* **Quoted passage**:
Heritage

Unsung Heroines - Biographies of Christchurch Women written to commemorate Women's Suffrage Year, 1993

May Furey

May Edith Evelyn Edwards was born in London on 2 May 1891, the daughter of Isabella Rose and her husband, James Edwards, a foreman printer. Well educated and blessed with a retentive memory, she could support an argument with a fund of information. In later years, when she heard education undervalued, she would state emphatically: "Education is no burden to carry around".

In her youth May befriended the Italian community, and thus heard Caruso sing, his voice being so strong that it reverberated off the walls. She supported striking wharfies and, with slogans written on her shoes, joined suffragette rallies. In middle age she would regale the members of the Canterbury Housewives' Union with the tale of how she 'marched with the Pankhursts'.

In 1914 May married Harry Ernest Finnemore, a piano maker. A daughter, Betty, was born in 1917, and the following year Finnemore succumbed to tuberculosis. In the early '20s May left her child with its grandparents, travelled to outback Australia and cooked in hotels. She asked a maid: "Have you got an oven cloth?" and was asked in turn: "What's wrong with a bloody bit of brown paper?" A pianist in silent picture theatres, she had to suit the tempo of the music to the content of the scene on the screen.

In an outback hotel May met John Furey, a level-headed quietly-spoken farmer. In 1924 they married at Inglewood, Victoria, and lived in a tent until accommodation was available. A son, Bill, was born in 1926. The Englishwoman considered these days among the bush and birds as the happiest in her life. Grasshoppers, drought and depression brought the idyll to an end and the couple moved to New South Wales. In searing heat, John undertook lowly jobs such as plucking wool off dead sheep. In 1939 he gained employment in Christchurch, doing steel work on the Hereford Street post office.

In New Zealand May's public life blossomed. She joined the New Zealand China Society, New Zealand - U.S.S.R Society, Christchurch Peace Council, and later the Campaign for Nuclear Disarmament. She was a frequent guest speaker in a discussion group called the Christchurch Round Table. She did not join a political party, her strong temperament being such that she could not function well within the restraints imposed by these organisations. In 1941 she helped found the Canterbury Housewives' Union and as president, secretary, or committee member, nurtured this, her special baby, for the rest of her life.

The union was interested in the great issues of the day. In 1949 it claimed that the introduction of peacetime conscription was 'an economic wastage of valuable manpower' and a hindrance to the establishment of world peace. Later the organisation argued that there had to be an alternative to a war in Korea.

* **Written task**: Carry the biography of May Furey forward from its final sentence. The data that follows comes from a separate source with no connection to this biography.

* **Given entries**:
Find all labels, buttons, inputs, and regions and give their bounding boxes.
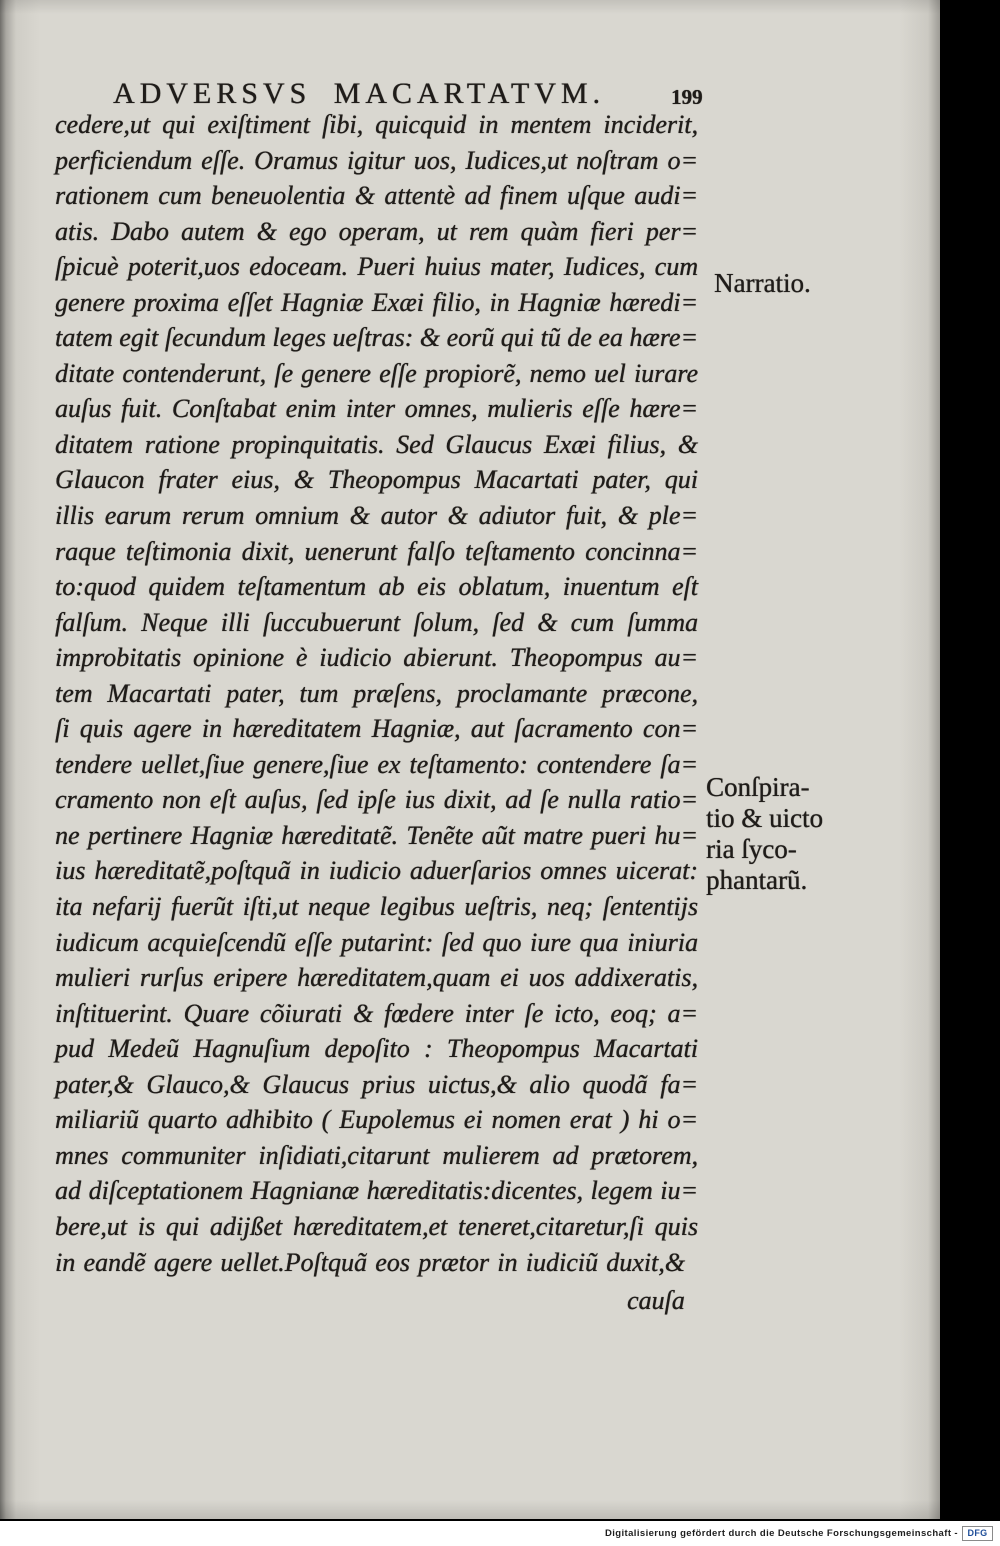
text-line: ditate contenderunt, ſe genere eſſe propiorẽ, nemo uel iurare xyxy=(55,358,698,388)
text-line: cedere,ut qui exiſtiment ſibi, quicquid in mentem inciderit, xyxy=(55,110,698,139)
text-line: perficiendum eſſe. Oramus igitur uos, Iudices,ut noſtram o= xyxy=(55,145,698,175)
text-line: to:quod quidem teſtamentum ab eis oblatum, inuentum eſt xyxy=(55,572,698,602)
margin-note-line: Narratio. xyxy=(714,268,811,298)
margin-note-line: ria ſyco- xyxy=(706,834,797,864)
text-line: genere proxima eſſet Hagniæ Exæi filio, in Hagniæ hæredi= xyxy=(55,287,698,317)
margin-note-line: tio & uicto xyxy=(706,803,823,833)
text-line: illis earum rerum omnium & autor & adiutor fuit, & ple= xyxy=(55,501,698,531)
running-title: ADVERSVS MACARTATVM. xyxy=(113,77,605,110)
margin-note-narratio xyxy=(714,268,811,298)
text-line: auſus fuit. Conſtabat enim inter omnes, mulieris eſſe hære= xyxy=(55,394,698,424)
dfg-logo: DFG xyxy=(962,1526,993,1541)
text-line: Glaucon frater eius, & Theopompus Macartati pater, qui xyxy=(55,465,698,495)
text-line: mnes communiter inſidiati,citarunt mulierem ad prætorem, xyxy=(55,1140,698,1170)
text-line: pater,& Glauco,& Glaucus prius uictus,& alio quodã fa= xyxy=(55,1069,698,1099)
text-line: ita nefarij fuerũt iſti,ut neque legibus ueſtris, neq; ſententijs xyxy=(55,892,698,922)
text-line: mulieri rurſus eripere hæreditatem,quam ei uos addixeratis, xyxy=(55,963,698,993)
text-line: tem Macartati pater, tum præſens, proclamante præcone, xyxy=(55,678,698,708)
text-line: bere,ut is qui adijßet hæreditatem,et teneret,citaretur,ſi quis xyxy=(55,1211,698,1241)
text-line: iudicum acquieſcendũ eſſe putarint: ſed quo iure qua iniuria xyxy=(55,927,698,957)
text-line: improbitatis opinione è iudicio abierunt. Theopompus au= xyxy=(55,643,698,673)
text-line: ſi quis agere in hæreditatem Hagniæ, aut ſacramento con= xyxy=(55,714,698,744)
text-line: ne pertinere Hagniæ hæreditatẽ. Tenẽte aũt matre pueri hu= xyxy=(55,820,698,850)
text-line: raque teſtimonia dixit, uenerunt falſo teſtamento concinna= xyxy=(55,536,698,566)
margin-note-conspiratio xyxy=(706,772,823,896)
text-line: pud Medeũ Hagnuſium depoſito : Theopompus Macartati xyxy=(55,1034,698,1064)
text-line: tatem egit ſecundum leges ueſtras: & eorũ qui tũ de ea hære= xyxy=(55,323,698,353)
digitization-footer xyxy=(0,1521,1000,1546)
margin-note-line: Conſpira- xyxy=(706,772,810,802)
text-line: cramento non eſt auſus, ſed ipſe ius dixit, ad ſe nulla ratio= xyxy=(55,785,698,815)
text-line: inſtituerint. Quare cõiurati & fœdere inter ſe icto, eoq; a= xyxy=(55,998,698,1028)
page-number: 199 xyxy=(671,85,703,109)
digitization-credit: Digitalisierung gefördert durch die Deutsche Forschungsgemeinschaft - xyxy=(605,1528,958,1539)
text-line: atis. Dabo autem & ego operam, ut rem quàm fieri per= xyxy=(55,216,698,246)
margin-note-line: phantarũ. xyxy=(706,865,808,895)
text-line: falſum. Neque illi ſuccubuerunt ſolum, ſed & cum ſumma xyxy=(55,607,698,637)
text-line: miliariũ quarto adhibito ( Eupolemus ei nomen erat ) hi o= xyxy=(55,1105,698,1135)
text-line: rationem cum beneuolentia & attentè ad finem uſque audi= xyxy=(55,181,698,211)
text-line: ad diſceptationem Hagnianæ hæreditatis:dicentes, legem iu= xyxy=(55,1176,698,1206)
text-line: ditatem ratione propinquitatis. Sed Glaucus Exæi filius, & xyxy=(55,429,698,459)
text-line: ius hæreditatẽ,poſtquã in iudicio aduerſarios omnes uicerat: xyxy=(55,856,698,886)
text-line: tendere uellet,ſiue genere,ſiue ex teſtamento: contendere ſa= xyxy=(55,749,698,779)
text-line: in eandẽ agere uellet.Poſtquã eos prætor in iudiciũ duxit,& xyxy=(55,1247,685,1277)
body-text xyxy=(55,107,700,1280)
catchword: cauſa xyxy=(627,1286,685,1315)
text-line: ſpicuè poterit,uos edoceam. Pueri huius mater, Iudices, cum xyxy=(55,252,698,282)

* **Answer below**:
May and her friends accepted but tested the belief that a woman's primary role was domestic. They demanded that even their reluctant sisters accept the civic duty of jury service, and sponsored an essay competition entitled: 'Can a woman be a worthwhile citizen if her interests lie solely within the four walls of her home?' While other groups were apathetic, the union embraced the philosophy that people should have equal pay for equal work irrespective of sex. However, the union was concerned primarily with practical, close-to-home issues. It strove to make it easier for women to come into the city, persuading the tramway board to place pram hooks on the front of trams, and campaigning successfully for the building of women's toilets. When a councillor protested: "Mrs Furey, we don't talk about such things", May responded: "Don't men function the same as women?"

Union deputations constantly fronted up to manufacturers about their unwillingness to standardise clothing sizes so that people would know that they were buying the appropriate garments. Another problem, inflated prices, provoked such warnings as: 'Unless the Minister takes the necessary steps to bring the price of fish within the means of the average housewife, the Canterbury Housewives' Union will take drastic action'. When all else failed, May wrote to Truth, marshalled her foot soldiers and boycotted goods and services.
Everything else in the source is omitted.